> **Exercise goal**:
Leave the pictures out and transcribe every record exactly.

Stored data

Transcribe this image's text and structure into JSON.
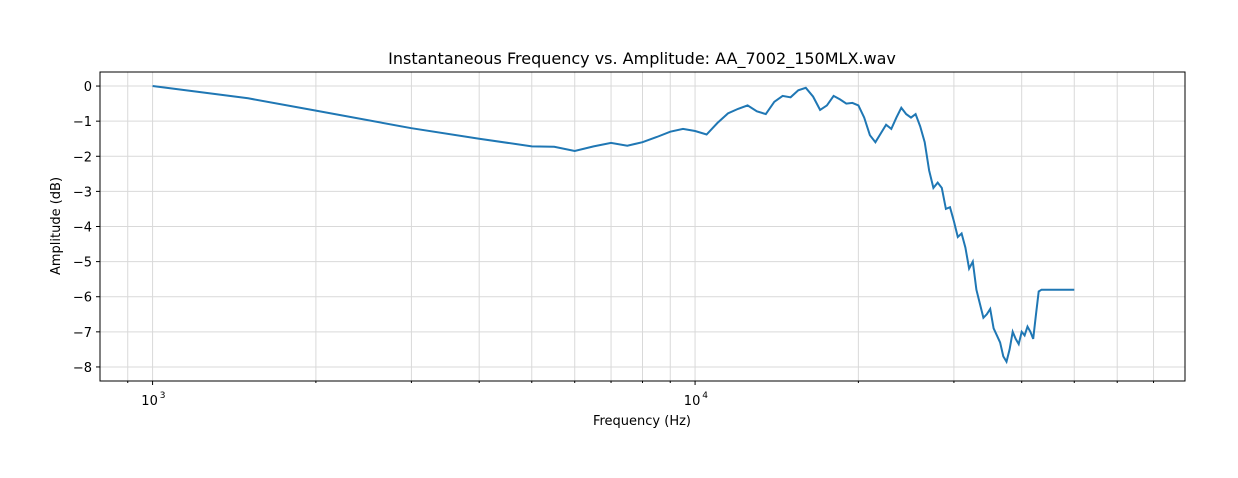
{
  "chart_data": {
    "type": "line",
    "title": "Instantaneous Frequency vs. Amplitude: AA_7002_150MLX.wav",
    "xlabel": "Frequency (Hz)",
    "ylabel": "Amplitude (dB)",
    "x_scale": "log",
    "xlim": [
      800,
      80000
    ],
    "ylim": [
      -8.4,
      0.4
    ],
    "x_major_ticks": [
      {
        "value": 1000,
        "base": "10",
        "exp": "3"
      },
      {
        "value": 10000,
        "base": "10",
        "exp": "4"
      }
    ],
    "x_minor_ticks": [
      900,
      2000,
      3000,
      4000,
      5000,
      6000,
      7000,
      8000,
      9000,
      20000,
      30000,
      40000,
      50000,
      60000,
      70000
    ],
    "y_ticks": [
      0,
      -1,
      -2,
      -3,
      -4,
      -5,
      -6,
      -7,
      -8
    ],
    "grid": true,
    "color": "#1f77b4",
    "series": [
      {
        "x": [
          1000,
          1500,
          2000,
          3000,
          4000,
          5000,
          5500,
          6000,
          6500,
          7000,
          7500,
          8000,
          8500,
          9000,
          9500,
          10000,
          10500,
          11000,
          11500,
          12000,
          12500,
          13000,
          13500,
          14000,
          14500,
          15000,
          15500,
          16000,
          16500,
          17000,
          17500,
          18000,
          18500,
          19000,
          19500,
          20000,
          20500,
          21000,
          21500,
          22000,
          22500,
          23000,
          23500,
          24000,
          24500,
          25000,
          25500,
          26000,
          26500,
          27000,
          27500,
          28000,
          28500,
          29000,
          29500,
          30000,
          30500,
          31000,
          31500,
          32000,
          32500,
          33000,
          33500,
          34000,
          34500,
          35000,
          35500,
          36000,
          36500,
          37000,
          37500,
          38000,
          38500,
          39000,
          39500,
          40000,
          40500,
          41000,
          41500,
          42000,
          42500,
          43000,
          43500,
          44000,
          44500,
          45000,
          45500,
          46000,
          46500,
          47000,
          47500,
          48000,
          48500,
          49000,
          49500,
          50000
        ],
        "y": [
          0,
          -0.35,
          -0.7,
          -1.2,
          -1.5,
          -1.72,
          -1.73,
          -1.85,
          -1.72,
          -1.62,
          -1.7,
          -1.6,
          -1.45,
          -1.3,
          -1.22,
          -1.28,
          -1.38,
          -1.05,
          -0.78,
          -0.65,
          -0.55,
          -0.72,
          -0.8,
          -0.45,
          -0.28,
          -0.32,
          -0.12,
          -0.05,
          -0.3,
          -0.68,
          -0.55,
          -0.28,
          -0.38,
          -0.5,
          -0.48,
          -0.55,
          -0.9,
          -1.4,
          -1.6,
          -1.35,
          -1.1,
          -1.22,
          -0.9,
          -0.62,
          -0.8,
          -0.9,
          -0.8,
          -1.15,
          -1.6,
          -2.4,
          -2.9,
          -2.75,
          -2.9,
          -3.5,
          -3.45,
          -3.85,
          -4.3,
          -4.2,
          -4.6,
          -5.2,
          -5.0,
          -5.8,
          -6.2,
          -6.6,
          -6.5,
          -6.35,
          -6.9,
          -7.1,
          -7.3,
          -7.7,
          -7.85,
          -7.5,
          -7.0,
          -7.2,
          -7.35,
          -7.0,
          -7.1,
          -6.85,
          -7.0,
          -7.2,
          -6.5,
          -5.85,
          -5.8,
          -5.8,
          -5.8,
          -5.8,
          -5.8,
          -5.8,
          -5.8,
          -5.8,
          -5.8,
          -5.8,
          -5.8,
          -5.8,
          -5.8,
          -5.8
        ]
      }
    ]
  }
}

> **Result of this task**:
Transcribe this image's text and structure into JSON.
{
  "chart_data": {
    "type": "line",
    "title": "Instantaneous Frequency vs. Amplitude: AA_7002_150MLX.wav",
    "xlabel": "Frequency (Hz)",
    "ylabel": "Amplitude (dB)",
    "x_scale": "log",
    "xlim": [
      800,
      80000
    ],
    "ylim": [
      -8.4,
      0.4
    ],
    "x_major_ticks": [
      {
        "value": 1000,
        "base": "10",
        "exp": "3"
      },
      {
        "value": 10000,
        "base": "10",
        "exp": "4"
      }
    ],
    "x_minor_ticks": [
      900,
      2000,
      3000,
      4000,
      5000,
      6000,
      7000,
      8000,
      9000,
      20000,
      30000,
      40000,
      50000,
      60000,
      70000
    ],
    "y_ticks": [
      0,
      -1,
      -2,
      -3,
      -4,
      -5,
      -6,
      -7,
      -8
    ],
    "grid": true,
    "color": "#1f77b4",
    "series": [
      {
        "x": [
          1000,
          1500,
          2000,
          3000,
          4000,
          5000,
          5500,
          6000,
          6500,
          7000,
          7500,
          8000,
          8500,
          9000,
          9500,
          10000,
          10500,
          11000,
          11500,
          12000,
          12500,
          13000,
          13500,
          14000,
          14500,
          15000,
          15500,
          16000,
          16500,
          17000,
          17500,
          18000,
          18500,
          19000,
          19500,
          20000,
          20500,
          21000,
          21500,
          22000,
          22500,
          23000,
          23500,
          24000,
          24500,
          25000,
          25500,
          26000,
          26500,
          27000,
          27500,
          28000,
          28500,
          29000,
          29500,
          30000,
          30500,
          31000,
          31500,
          32000,
          32500,
          33000,
          33500,
          34000,
          34500,
          35000,
          35500,
          36000,
          36500,
          37000,
          37500,
          38000,
          38500,
          39000,
          39500,
          40000,
          40500,
          41000,
          41500,
          42000,
          42500,
          43000,
          43500,
          44000,
          44500,
          45000,
          45500,
          46000,
          46500,
          47000,
          47500,
          48000,
          48500,
          49000,
          49500,
          50000
        ],
        "y": [
          0,
          -0.35,
          -0.7,
          -1.2,
          -1.5,
          -1.72,
          -1.73,
          -1.85,
          -1.72,
          -1.62,
          -1.7,
          -1.6,
          -1.45,
          -1.3,
          -1.22,
          -1.28,
          -1.38,
          -1.05,
          -0.78,
          -0.65,
          -0.55,
          -0.72,
          -0.8,
          -0.45,
          -0.28,
          -0.32,
          -0.12,
          -0.05,
          -0.3,
          -0.68,
          -0.55,
          -0.28,
          -0.38,
          -0.5,
          -0.48,
          -0.55,
          -0.9,
          -1.4,
          -1.6,
          -1.35,
          -1.1,
          -1.22,
          -0.9,
          -0.62,
          -0.8,
          -0.9,
          -0.8,
          -1.15,
          -1.6,
          -2.4,
          -2.9,
          -2.75,
          -2.9,
          -3.5,
          -3.45,
          -3.85,
          -4.3,
          -4.2,
          -4.6,
          -5.2,
          -5.0,
          -5.8,
          -6.2,
          -6.6,
          -6.5,
          -6.35,
          -6.9,
          -7.1,
          -7.3,
          -7.7,
          -7.85,
          -7.5,
          -7.0,
          -7.2,
          -7.35,
          -7.0,
          -7.1,
          -6.85,
          -7.0,
          -7.2,
          -6.5,
          -5.85,
          -5.8,
          -5.8,
          -5.8,
          -5.8,
          -5.8,
          -5.8,
          -5.8,
          -5.8,
          -5.8,
          -5.8,
          -5.8,
          -5.8,
          -5.8,
          -5.8
        ]
      }
    ]
  }
}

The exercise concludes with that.